**To do**
Restate the listing that follows word for word, without its pictures.

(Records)

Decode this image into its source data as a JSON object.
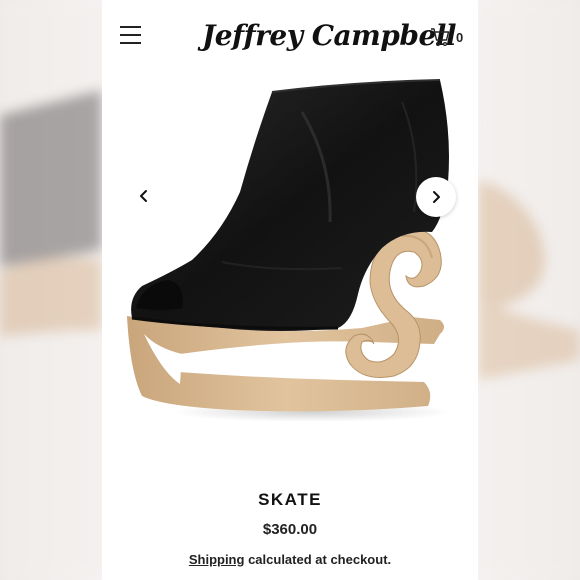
{
  "header": {
    "brand": "Jeffrey Campbell",
    "cart_count": "0"
  },
  "gallery": {
    "prev_icon": "chevron-left-icon",
    "next_icon": "chevron-right-icon"
  },
  "product": {
    "title": "SKATE",
    "price": "$360.00",
    "shipping_link": "Shipping",
    "shipping_rest": "calculated at checkout."
  },
  "colors": {
    "leather": "#141414",
    "wood": "#d9b88f",
    "wood_dark": "#b99368",
    "text": "#111111"
  }
}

**Exercise response**
Decode this image into its source data as a JSON object.
{
  "header": {
    "brand": "Jeffrey Campbell",
    "cart_count": "0"
  },
  "gallery": {
    "prev_icon": "chevron-left-icon",
    "next_icon": "chevron-right-icon"
  },
  "product": {
    "title": "SKATE",
    "price": "$360.00",
    "shipping_link": "Shipping",
    "shipping_rest": "calculated at checkout."
  },
  "colors": {
    "leather": "#141414",
    "wood": "#d9b88f",
    "wood_dark": "#b99368",
    "text": "#111111"
  }
}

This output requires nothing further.